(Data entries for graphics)
[START]

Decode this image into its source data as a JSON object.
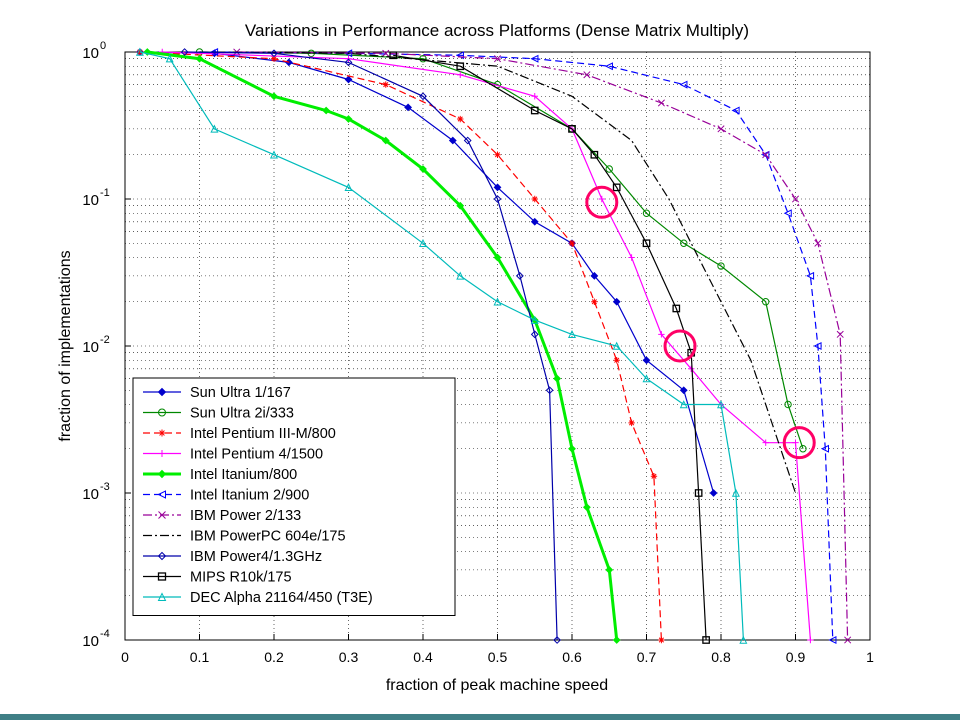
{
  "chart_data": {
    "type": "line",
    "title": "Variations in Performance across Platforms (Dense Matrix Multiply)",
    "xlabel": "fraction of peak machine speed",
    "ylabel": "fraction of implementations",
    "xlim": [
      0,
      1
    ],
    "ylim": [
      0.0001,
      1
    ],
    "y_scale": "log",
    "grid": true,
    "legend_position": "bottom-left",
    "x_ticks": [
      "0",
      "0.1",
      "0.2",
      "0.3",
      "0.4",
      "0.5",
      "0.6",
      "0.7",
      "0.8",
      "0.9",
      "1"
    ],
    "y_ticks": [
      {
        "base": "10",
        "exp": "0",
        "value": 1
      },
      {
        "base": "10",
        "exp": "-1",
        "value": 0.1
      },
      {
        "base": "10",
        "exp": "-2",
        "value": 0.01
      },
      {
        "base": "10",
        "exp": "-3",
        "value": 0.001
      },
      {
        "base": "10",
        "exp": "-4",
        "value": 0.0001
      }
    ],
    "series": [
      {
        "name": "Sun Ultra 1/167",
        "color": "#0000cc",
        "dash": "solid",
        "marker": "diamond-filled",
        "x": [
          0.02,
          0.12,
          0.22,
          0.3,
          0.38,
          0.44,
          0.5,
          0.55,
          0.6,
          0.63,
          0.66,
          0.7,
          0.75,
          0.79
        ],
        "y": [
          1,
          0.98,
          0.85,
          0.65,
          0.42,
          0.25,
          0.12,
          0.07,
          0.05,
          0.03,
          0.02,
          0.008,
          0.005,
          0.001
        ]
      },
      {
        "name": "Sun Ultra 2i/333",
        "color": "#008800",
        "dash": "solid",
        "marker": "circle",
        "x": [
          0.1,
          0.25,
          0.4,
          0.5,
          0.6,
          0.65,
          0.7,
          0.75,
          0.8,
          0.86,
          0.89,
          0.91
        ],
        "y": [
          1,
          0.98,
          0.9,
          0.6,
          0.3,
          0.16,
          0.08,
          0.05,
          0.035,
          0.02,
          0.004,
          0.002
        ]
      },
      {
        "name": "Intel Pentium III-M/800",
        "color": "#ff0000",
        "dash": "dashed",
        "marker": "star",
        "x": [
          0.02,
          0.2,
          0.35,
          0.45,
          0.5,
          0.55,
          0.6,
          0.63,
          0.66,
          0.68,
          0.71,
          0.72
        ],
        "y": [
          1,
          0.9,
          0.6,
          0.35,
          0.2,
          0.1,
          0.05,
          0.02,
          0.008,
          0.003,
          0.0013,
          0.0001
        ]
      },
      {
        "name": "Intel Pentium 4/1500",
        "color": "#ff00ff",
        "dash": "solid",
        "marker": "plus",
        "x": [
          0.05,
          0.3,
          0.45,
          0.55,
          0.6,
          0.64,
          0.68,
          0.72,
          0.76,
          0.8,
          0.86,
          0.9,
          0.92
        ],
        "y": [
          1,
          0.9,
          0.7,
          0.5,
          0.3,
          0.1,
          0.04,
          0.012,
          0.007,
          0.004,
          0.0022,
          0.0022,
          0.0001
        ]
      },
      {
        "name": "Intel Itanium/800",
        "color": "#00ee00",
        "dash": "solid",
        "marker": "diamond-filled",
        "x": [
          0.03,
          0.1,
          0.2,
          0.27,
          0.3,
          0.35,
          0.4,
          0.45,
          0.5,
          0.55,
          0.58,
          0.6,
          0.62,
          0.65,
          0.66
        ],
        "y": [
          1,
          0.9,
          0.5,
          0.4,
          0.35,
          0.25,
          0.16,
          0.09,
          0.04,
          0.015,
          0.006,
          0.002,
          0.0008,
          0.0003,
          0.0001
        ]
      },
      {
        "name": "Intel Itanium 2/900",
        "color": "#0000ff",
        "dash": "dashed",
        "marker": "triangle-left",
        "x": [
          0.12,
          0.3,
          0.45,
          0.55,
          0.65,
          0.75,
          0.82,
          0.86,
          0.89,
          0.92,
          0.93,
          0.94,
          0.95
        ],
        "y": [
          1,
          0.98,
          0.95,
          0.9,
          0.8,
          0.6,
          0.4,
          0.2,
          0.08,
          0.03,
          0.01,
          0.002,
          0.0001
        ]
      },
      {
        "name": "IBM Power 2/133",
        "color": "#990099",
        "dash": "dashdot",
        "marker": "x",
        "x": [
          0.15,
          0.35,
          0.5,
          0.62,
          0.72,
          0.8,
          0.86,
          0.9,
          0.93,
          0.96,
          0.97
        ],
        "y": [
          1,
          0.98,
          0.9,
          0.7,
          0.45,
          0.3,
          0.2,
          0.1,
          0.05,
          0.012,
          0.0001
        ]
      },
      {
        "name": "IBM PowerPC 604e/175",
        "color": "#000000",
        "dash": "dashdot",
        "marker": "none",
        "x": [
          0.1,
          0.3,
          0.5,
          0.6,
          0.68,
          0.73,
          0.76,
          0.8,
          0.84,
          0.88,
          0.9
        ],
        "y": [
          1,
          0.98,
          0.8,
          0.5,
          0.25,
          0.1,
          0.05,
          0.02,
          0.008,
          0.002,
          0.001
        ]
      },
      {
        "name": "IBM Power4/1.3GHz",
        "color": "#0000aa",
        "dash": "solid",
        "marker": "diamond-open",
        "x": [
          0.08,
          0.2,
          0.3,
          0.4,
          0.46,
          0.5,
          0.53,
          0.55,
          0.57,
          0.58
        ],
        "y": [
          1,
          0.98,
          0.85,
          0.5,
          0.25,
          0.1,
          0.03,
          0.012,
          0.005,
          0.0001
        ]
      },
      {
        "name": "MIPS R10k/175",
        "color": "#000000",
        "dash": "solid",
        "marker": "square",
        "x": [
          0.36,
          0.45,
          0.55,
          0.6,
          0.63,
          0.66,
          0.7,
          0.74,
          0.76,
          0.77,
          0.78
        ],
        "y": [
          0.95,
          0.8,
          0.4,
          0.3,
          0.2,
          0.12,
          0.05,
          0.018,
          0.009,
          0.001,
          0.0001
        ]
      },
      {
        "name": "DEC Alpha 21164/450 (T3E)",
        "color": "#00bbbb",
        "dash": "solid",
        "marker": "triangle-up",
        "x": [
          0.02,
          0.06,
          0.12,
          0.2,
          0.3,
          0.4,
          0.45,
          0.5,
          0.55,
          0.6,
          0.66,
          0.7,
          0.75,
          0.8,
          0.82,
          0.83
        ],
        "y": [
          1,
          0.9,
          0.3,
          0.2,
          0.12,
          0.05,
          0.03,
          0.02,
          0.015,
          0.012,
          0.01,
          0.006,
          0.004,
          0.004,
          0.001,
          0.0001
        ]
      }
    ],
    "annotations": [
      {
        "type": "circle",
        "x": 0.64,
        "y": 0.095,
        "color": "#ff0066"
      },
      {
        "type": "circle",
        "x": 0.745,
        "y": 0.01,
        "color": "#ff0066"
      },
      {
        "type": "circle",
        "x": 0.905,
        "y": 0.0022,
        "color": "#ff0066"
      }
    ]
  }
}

[END]
[START]

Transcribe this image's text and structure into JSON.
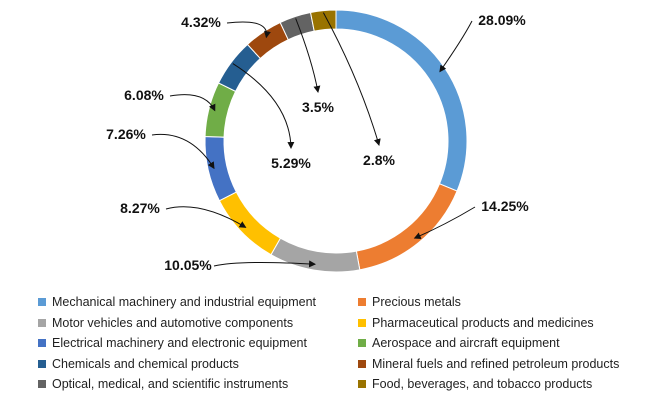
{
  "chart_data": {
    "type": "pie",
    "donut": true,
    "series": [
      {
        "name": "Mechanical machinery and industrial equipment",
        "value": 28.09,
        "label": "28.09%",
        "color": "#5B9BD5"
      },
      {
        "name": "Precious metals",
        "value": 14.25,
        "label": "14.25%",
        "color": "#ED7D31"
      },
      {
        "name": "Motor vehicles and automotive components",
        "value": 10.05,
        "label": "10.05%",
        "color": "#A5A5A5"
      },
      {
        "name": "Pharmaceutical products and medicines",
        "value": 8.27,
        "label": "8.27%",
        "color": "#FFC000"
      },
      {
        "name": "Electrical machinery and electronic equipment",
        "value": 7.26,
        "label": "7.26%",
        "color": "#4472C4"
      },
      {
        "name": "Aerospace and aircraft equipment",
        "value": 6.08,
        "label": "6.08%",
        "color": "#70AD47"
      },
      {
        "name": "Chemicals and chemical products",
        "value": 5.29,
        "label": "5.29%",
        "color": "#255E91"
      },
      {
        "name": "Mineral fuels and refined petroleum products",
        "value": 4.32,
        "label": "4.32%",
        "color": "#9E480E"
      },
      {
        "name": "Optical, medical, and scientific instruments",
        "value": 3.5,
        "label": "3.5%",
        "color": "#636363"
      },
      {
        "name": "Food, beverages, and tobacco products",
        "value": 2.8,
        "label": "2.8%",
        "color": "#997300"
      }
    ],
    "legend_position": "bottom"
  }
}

[END]

> _THE EXERCISE_:
Search the entries for the word "triangle" and pick out every line that holds it.

> _TASK RESULT_:
        "marker": "triangle-left",
        "marker": "triangle-up",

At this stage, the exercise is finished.